** START OF RECORDS SHOWN **

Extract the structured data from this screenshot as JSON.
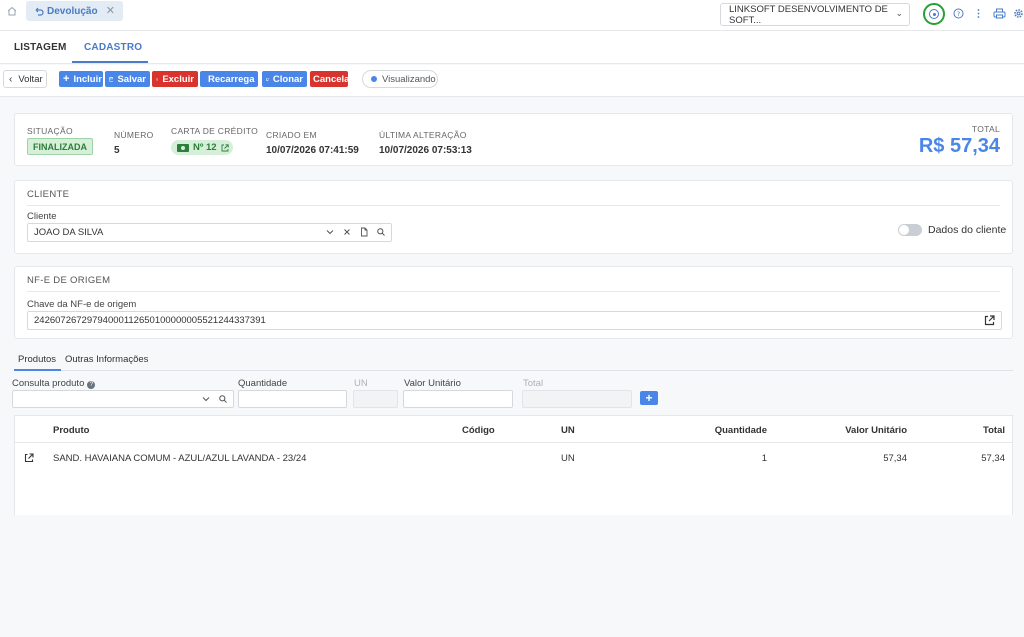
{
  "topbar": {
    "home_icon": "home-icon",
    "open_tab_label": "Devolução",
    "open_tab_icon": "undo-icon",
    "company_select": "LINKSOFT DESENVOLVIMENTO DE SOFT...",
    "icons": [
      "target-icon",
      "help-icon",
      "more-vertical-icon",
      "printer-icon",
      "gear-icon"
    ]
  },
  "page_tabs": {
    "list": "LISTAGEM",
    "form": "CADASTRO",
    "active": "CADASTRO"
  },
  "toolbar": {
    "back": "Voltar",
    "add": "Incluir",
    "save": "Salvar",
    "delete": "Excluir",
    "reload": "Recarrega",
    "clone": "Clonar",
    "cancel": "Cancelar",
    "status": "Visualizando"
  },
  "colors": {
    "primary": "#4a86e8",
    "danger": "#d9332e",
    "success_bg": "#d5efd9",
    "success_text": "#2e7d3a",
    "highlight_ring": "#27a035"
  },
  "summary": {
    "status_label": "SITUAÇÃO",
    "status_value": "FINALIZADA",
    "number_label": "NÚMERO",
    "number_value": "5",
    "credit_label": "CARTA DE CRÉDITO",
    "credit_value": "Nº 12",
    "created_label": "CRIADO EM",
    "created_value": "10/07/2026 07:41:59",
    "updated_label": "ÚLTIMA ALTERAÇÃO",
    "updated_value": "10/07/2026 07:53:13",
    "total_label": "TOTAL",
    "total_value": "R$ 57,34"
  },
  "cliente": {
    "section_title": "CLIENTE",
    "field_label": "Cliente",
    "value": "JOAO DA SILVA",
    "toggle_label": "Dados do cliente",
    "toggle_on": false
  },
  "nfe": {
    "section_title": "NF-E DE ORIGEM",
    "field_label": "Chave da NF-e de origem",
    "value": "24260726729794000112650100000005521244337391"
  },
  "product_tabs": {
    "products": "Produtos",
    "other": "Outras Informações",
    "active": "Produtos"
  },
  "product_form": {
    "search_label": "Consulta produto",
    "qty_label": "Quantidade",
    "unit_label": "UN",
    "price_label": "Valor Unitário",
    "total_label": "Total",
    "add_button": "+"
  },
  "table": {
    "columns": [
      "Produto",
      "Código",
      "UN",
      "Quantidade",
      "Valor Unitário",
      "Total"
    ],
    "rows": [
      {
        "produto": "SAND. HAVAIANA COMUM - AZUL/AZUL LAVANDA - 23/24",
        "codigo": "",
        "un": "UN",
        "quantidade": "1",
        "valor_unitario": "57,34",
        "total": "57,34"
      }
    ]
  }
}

** END OF RECORDS SHOWN **

=== DIRECTIONS ===
The records above must be printed exactly; the pictures stay out.

=== EXERCISE OUTPUT ===
Extract the structured data from this screenshot as JSON.
{
  "topbar": {
    "home_icon": "home-icon",
    "open_tab_label": "Devolução",
    "open_tab_icon": "undo-icon",
    "company_select": "LINKSOFT DESENVOLVIMENTO DE SOFT...",
    "icons": [
      "target-icon",
      "help-icon",
      "more-vertical-icon",
      "printer-icon",
      "gear-icon"
    ]
  },
  "page_tabs": {
    "list": "LISTAGEM",
    "form": "CADASTRO",
    "active": "CADASTRO"
  },
  "toolbar": {
    "back": "Voltar",
    "add": "Incluir",
    "save": "Salvar",
    "delete": "Excluir",
    "reload": "Recarrega",
    "clone": "Clonar",
    "cancel": "Cancelar",
    "status": "Visualizando"
  },
  "colors": {
    "primary": "#4a86e8",
    "danger": "#d9332e",
    "success_bg": "#d5efd9",
    "success_text": "#2e7d3a",
    "highlight_ring": "#27a035"
  },
  "summary": {
    "status_label": "SITUAÇÃO",
    "status_value": "FINALIZADA",
    "number_label": "NÚMERO",
    "number_value": "5",
    "credit_label": "CARTA DE CRÉDITO",
    "credit_value": "Nº 12",
    "created_label": "CRIADO EM",
    "created_value": "10/07/2026 07:41:59",
    "updated_label": "ÚLTIMA ALTERAÇÃO",
    "updated_value": "10/07/2026 07:53:13",
    "total_label": "TOTAL",
    "total_value": "R$ 57,34"
  },
  "cliente": {
    "section_title": "CLIENTE",
    "field_label": "Cliente",
    "value": "JOAO DA SILVA",
    "toggle_label": "Dados do cliente",
    "toggle_on": false
  },
  "nfe": {
    "section_title": "NF-E DE ORIGEM",
    "field_label": "Chave da NF-e de origem",
    "value": "24260726729794000112650100000005521244337391"
  },
  "product_tabs": {
    "products": "Produtos",
    "other": "Outras Informações",
    "active": "Produtos"
  },
  "product_form": {
    "search_label": "Consulta produto",
    "qty_label": "Quantidade",
    "unit_label": "UN",
    "price_label": "Valor Unitário",
    "total_label": "Total",
    "add_button": "+"
  },
  "table": {
    "columns": [
      "Produto",
      "Código",
      "UN",
      "Quantidade",
      "Valor Unitário",
      "Total"
    ],
    "rows": [
      {
        "produto": "SAND. HAVAIANA COMUM - AZUL/AZUL LAVANDA - 23/24",
        "codigo": "",
        "un": "UN",
        "quantidade": "1",
        "valor_unitario": "57,34",
        "total": "57,34"
      }
    ]
  }
}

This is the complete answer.